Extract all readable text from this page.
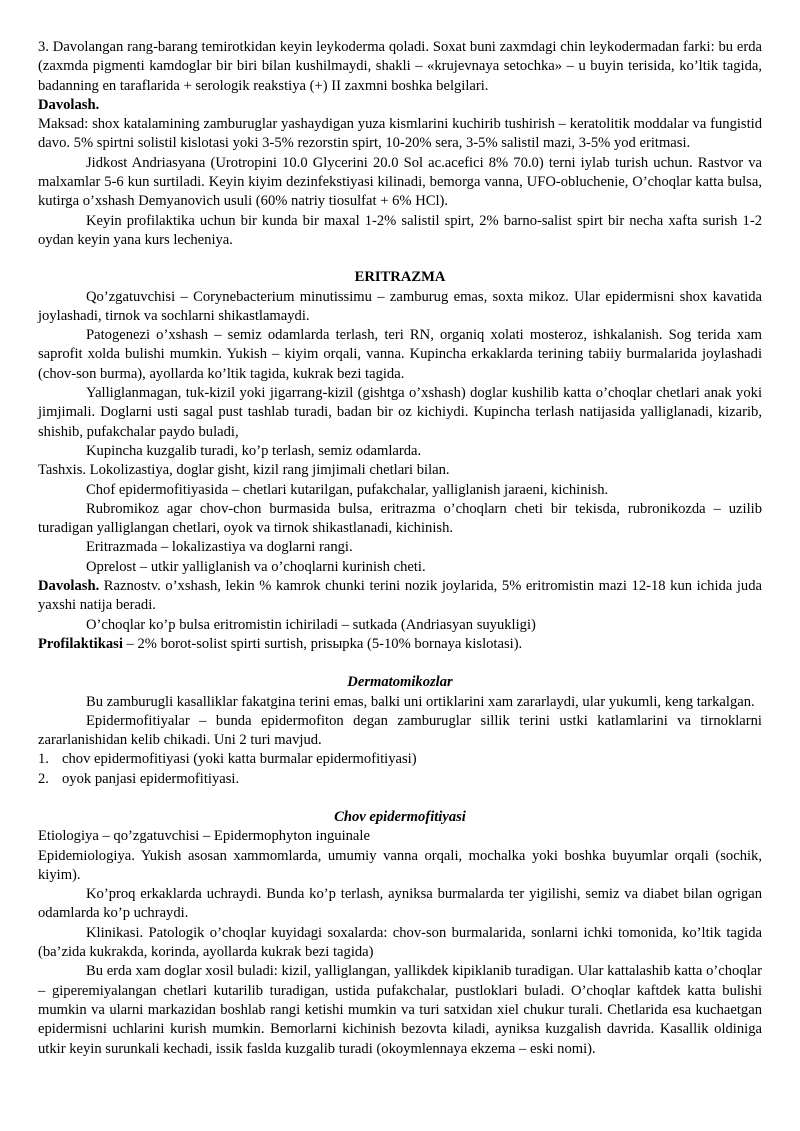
3. Davolangan rang-barang temirotkidan keyin leykoderma qoladi. Soxat buni zaxmdagi chin leykodermadan farki: bu erda (zaxmda pigmenti kamdoglar bir biri bilan kushilmaydi, shakli – «krujevnaya setochka» – u buyin terisida, ko’ltik tagida, badanning en taraflarida + serologik reakstiya (+) II zaxmni boshka belgilari.

Davolash.

Maksad: shox katalamining zamburuglar yashaydigan yuza kismlarini kuchirib tushirish – keratolitik moddalar va fungistid davo. 5% spirtni solistil kislotasi yoki 3-5% rezorstin spirt, 10-20% sera, 3-5% salistil mazi, 3-5% yod eritmasi.

Jidkost Andriasyana (Urotropini 10.0 Glycerini 20.0 Sol ac.acefici 8% 70.0) terni iylab turish uchun. Rastvor va malxamlar 5-6 kun surtiladi. Keyin kiyim dezinfekstiyasi kilinadi, bemorga vanna, UFO-obluchenie, O’choqlar katta bulsa, kutirga o’xshash Demyanovich usuli (60% natriy tiosulfat + 6% HCl).

Keyin profilaktika uchun bir kunda bir maxal 1-2% salistil spirt, 2% barno-salist spirt bir necha xafta surish 1-2 oydan keyin yana kurs lecheniya.

ERITRAZMA

Qo’zgatuvchisi – Corynebacterium minutissimu – zamburug emas, soxta mikoz. Ular epidermisni shox kavatida joylashadi, tirnok va sochlarni shikastlamaydi.

Patogenezi o’xshash – semiz odamlarda terlash, teri RN, organiq xolati mosteroz, ishkalanish. Sog terida xam saprofit xolda bulishi mumkin. Yukish – kiyim orqali, vanna. Kupincha erkaklarda terining tabiiy burmalarida joylashadi (chov-son burma), ayollarda ko’ltik tagida, kukrak bezi tagida.

Yalliglanmagan, tuk-kizil yoki jigarrang-kizil (gishtga o’xshash) doglar kushilib katta o’choqlar chetlari anak yoki jimjimali. Doglarni usti sagal pust tashlab turadi, badan bir oz kichiydi. Kupincha terlash natijasida yalliglanadi, kizarib, shishib, pufakchalar paydo buladi,

Kupincha kuzgalib turadi, ko’p terlash, semiz odamlarda.

Tashxis. Lokolizastiya, doglar gisht, kizil rang jimjimali chetlari bilan.

Chof epidermofitiyasida – chetlari kutarilgan, pufakchalar, yalliglanish jaraeni, kichinish.

Rubromikoz agar chov-chon burmasida bulsa, eritrazma o’choqlarn cheti bir tekisda, rubronikozda – uzilib turadigan yalliglangan chetlari, oyok va tirnok shikastlanadi, kichinish.

Eritrazmada – lokalizastiya va doglarni rangi.

Oprelost – utkir yalliglanish va o’choqlarni kurinish cheti.

Davolash. Raznostv. o’xshash, lekin % kamrok chunki terini nozik joylarida, 5% eritromistin mazi 12-18 kun ichida juda yaxshi natija beradi.

O’choqlar ko’p bulsa eritromistin ichiriladi – sutkada (Andriasyan suyukligi)

Profilaktikasi – 2% borot-solist spirti surtish, prisыpka (5-10% bornaya kislotasi).

Dermatomikozlar

Bu zamburugli kasalliklar fakatgina terini emas, balki uni ortiklarini xam zararlaydi, ular yukumli, keng tarkalgan.

Epidermofitiyalar – bunda epidermofiton degan zamburuglar sillik terini ustki katlamlarini va tirnoklarni zararlanishidan kelib chikadi. Uni 2 turi mavjud.

1. chov epidermofitiyasi (yoki katta burmalar epidermofitiyasi)

2. oyok panjasi epidermofitiyasi.

Chov epidermofitiyasi

Etiologiya – qo’zgatuvchisi – Epidermophyton inguinale

Epidemiologiya. Yukish asosan xammomlarda, umumiy vanna orqali, mochalka yoki boshka buyumlar orqali (sochik, kiyim).

Ko’proq erkaklarda uchraydi. Bunda ko’p terlash, ayniksa burmalarda ter yigilishi, semiz va diabet bilan ogrigan odamlarda ko’p uchraydi.

Klinikasi. Patologik o’choqlar kuyidagi soxalarda: chov-son burmalarida, sonlarni ichki tomonida, ko’ltik tagida (ba’zida kukrakda, korinda, ayollarda kukrak bezi tagida)

Bu erda xam doglar xosil buladi: kizil, yalliglangan, yallikdek kipiklanib turadigan. Ular kattalashib katta o’choqlar – giperemiyalangan chetlari kutarilib turadigan, ustida pufakchalar, pustloklari buladi. O’choqlar kaftdek katta bulishi mumkin va ularni markazidan boshlab rangi ketishi mumkin va turi satxidan xiel chukur turali. Chetlarida esa kuchaetgan epidermisni uchlarini kurish mumkin. Bemorlarni kichinish bezovta kiladi, ayniksa kuzgalish davrida. Kasallik oldiniga utkir keyin surunkali kechadi, issik faslda kuzgalib turadi (okoymlennaya ekzema – eski nomi).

◆ **Task item**: Going through the entries above, count each line that has the word "joylashadi" and report only the count.

◆ **Result for this exercise**: 2